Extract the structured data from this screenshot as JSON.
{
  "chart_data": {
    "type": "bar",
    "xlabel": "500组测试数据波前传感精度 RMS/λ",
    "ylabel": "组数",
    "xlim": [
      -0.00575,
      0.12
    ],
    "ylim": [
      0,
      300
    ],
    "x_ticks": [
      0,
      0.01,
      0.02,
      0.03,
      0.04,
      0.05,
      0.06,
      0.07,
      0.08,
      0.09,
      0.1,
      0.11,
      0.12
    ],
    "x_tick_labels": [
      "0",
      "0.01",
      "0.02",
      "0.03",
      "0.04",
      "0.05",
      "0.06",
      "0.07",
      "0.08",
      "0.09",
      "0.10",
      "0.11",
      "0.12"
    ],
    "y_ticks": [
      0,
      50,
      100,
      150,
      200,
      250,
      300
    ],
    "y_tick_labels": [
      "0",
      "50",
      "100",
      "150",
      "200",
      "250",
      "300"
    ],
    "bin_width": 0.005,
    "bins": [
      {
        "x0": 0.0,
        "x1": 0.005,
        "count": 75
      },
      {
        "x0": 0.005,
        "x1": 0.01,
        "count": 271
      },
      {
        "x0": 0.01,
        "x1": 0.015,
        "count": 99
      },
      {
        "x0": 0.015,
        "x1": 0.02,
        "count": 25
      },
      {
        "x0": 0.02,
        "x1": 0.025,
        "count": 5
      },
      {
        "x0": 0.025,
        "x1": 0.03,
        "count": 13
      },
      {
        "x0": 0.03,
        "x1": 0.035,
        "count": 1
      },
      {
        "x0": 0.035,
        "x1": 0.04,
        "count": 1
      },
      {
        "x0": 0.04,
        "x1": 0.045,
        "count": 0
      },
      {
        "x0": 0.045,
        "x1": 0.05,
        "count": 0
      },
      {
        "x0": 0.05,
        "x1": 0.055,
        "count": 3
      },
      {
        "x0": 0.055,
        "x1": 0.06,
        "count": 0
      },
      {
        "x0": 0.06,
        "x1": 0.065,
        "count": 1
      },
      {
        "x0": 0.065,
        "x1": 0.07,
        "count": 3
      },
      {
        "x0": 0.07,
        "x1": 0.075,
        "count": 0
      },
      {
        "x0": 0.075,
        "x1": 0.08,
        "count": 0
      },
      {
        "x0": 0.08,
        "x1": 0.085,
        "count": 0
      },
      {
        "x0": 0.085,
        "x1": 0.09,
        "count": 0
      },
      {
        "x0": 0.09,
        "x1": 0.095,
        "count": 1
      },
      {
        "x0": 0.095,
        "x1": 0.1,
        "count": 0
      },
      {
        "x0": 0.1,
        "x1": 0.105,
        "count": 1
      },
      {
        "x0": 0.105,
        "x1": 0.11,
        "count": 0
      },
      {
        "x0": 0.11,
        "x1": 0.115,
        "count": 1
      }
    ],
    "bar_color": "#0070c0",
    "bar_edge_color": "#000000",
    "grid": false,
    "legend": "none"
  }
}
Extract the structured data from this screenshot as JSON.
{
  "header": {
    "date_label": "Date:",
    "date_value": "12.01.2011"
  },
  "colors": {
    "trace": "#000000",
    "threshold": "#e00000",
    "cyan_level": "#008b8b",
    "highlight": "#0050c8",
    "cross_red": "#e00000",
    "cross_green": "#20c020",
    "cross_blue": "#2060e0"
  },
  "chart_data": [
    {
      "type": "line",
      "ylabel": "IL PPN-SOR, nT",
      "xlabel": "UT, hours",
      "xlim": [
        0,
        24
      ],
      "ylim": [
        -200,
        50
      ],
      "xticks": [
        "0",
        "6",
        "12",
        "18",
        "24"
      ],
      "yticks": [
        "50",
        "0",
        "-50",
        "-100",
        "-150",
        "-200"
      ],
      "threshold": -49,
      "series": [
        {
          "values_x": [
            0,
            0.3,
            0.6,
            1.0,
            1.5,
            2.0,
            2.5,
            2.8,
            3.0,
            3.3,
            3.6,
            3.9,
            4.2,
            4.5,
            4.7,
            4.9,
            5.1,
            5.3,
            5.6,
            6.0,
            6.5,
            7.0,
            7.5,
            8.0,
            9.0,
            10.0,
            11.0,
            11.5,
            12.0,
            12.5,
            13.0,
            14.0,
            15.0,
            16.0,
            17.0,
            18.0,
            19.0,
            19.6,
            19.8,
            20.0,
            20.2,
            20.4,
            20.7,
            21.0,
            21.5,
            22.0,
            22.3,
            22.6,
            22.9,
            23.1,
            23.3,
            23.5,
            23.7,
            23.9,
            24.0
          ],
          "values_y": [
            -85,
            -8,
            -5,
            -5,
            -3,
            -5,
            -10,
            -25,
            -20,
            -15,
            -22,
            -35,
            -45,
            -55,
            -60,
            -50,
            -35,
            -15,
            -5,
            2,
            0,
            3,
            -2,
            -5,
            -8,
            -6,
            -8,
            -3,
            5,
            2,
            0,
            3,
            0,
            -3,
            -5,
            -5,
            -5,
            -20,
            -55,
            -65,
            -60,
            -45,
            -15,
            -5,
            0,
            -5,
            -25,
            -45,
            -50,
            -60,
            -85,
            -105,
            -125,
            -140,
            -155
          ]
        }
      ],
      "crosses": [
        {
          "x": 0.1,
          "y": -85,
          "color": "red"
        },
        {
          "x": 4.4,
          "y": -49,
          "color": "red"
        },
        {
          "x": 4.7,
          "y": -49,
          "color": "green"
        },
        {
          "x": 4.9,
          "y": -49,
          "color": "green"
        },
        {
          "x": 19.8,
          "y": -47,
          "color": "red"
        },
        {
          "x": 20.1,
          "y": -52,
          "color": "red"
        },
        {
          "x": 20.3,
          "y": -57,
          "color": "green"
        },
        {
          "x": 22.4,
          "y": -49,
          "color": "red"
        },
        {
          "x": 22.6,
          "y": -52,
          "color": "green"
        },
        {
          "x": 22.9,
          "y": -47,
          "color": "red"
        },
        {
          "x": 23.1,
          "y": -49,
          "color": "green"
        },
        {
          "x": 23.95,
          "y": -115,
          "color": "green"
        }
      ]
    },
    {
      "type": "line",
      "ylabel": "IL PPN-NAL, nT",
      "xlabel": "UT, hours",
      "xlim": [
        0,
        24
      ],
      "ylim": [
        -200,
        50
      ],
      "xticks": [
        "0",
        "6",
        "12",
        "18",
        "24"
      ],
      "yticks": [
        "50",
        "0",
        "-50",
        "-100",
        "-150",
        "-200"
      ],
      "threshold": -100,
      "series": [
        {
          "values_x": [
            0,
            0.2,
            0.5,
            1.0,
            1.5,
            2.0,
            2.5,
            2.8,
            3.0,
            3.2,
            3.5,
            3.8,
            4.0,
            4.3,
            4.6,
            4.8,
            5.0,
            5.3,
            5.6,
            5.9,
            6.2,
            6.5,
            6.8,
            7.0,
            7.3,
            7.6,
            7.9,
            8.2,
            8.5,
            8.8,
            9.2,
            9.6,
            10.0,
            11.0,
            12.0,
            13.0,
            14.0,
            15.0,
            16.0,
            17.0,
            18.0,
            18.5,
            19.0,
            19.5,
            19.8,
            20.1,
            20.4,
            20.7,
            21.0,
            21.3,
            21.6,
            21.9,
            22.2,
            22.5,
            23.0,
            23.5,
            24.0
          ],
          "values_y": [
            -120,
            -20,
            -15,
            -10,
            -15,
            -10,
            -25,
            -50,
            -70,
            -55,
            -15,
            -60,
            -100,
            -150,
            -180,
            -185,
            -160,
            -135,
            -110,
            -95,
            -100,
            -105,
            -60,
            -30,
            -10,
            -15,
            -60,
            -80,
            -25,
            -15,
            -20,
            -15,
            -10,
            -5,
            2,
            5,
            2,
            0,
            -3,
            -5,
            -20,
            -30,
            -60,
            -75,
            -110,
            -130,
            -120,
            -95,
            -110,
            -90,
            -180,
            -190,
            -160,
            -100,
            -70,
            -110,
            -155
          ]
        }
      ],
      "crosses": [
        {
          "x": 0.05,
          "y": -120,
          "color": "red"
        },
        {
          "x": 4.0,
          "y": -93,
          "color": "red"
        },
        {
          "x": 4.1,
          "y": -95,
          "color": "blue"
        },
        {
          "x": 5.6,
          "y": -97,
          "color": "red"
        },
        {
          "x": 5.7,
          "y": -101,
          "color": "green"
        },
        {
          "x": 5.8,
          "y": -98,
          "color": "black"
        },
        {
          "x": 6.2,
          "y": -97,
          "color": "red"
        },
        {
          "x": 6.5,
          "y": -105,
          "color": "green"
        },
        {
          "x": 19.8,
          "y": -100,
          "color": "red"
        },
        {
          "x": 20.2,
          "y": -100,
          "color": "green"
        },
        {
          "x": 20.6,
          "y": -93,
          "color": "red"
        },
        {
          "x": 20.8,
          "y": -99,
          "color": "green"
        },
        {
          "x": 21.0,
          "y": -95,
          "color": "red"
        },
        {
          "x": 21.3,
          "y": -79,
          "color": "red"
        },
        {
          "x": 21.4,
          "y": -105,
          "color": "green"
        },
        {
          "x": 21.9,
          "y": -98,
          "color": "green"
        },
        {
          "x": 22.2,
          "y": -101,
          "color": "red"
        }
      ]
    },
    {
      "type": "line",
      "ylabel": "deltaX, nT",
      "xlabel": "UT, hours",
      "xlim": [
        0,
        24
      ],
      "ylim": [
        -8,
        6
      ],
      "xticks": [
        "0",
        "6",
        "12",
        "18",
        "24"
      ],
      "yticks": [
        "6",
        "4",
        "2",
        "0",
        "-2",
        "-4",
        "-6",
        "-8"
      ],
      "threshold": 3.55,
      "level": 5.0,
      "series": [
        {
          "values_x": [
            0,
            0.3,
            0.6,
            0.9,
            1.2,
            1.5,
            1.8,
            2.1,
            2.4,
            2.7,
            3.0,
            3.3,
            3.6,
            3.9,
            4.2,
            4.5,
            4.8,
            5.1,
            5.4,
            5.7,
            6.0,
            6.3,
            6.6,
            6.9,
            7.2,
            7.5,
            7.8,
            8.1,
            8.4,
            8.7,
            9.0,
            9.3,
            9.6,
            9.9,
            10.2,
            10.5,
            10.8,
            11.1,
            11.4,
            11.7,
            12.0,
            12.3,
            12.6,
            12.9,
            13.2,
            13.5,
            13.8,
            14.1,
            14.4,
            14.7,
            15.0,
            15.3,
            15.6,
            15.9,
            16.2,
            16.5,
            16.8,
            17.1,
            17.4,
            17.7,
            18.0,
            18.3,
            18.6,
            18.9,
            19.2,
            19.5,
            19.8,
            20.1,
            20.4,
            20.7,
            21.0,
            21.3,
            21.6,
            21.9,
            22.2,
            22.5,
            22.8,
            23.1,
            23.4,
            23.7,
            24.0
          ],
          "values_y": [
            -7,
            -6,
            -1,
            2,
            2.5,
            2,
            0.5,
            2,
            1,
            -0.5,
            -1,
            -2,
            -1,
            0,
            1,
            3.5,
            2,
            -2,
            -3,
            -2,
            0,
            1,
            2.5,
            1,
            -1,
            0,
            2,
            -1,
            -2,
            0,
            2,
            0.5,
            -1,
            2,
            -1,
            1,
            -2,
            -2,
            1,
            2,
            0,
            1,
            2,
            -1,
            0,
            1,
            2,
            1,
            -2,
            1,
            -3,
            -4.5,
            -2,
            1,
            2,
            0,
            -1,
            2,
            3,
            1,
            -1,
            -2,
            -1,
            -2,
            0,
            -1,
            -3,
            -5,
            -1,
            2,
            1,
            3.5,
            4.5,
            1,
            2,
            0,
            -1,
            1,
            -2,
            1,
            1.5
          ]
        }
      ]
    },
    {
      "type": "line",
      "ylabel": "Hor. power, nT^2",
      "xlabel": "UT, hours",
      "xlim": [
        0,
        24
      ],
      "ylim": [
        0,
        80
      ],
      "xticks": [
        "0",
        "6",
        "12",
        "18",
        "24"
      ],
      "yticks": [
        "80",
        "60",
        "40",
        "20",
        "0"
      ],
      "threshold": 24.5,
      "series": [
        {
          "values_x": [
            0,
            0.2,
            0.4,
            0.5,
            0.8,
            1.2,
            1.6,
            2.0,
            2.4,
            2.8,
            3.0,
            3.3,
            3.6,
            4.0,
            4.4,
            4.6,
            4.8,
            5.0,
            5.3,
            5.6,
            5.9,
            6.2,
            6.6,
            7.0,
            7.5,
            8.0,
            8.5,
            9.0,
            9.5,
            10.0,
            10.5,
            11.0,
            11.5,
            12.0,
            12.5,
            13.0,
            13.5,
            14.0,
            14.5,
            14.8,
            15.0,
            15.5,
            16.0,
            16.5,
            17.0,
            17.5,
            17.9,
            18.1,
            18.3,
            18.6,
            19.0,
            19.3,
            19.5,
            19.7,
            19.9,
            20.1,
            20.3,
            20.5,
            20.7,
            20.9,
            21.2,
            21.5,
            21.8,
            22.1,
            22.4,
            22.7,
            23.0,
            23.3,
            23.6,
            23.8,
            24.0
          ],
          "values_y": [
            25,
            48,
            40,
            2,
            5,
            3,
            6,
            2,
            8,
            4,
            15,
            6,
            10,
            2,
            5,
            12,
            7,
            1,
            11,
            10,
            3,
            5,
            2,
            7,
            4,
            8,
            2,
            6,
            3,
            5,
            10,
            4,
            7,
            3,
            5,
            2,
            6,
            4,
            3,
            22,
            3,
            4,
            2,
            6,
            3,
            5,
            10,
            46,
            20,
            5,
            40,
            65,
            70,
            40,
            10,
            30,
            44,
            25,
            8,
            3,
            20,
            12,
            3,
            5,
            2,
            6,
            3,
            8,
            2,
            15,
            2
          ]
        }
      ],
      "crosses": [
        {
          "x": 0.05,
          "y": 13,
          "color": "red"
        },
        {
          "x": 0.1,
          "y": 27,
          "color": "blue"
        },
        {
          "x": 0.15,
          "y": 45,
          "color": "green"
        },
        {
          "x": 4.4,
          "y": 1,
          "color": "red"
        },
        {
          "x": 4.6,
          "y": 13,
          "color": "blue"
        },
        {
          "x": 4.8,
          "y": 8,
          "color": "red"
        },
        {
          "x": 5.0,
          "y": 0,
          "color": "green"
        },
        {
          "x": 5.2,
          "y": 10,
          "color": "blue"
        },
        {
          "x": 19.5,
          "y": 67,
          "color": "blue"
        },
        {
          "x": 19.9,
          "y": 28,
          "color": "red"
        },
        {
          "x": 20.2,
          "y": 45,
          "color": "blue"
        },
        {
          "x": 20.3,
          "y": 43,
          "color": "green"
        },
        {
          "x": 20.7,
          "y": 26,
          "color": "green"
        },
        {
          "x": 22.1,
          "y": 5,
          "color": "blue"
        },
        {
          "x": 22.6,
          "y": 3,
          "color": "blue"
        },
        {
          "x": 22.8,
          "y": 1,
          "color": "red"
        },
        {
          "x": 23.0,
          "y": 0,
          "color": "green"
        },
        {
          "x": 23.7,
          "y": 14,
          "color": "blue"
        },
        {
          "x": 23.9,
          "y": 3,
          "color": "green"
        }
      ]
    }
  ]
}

····················

* _Task details_: Using the entries above, return each line that includes the word "ylabel".

* _Response below_:
    "ylabel": "组数",
      "ylabel": "IL PPN-SOR, nT",
      "ylabel": "IL PPN-NAL, nT",
      "ylabel": "deltaX, nT",
      "ylabel": "Hor. power, nT^2",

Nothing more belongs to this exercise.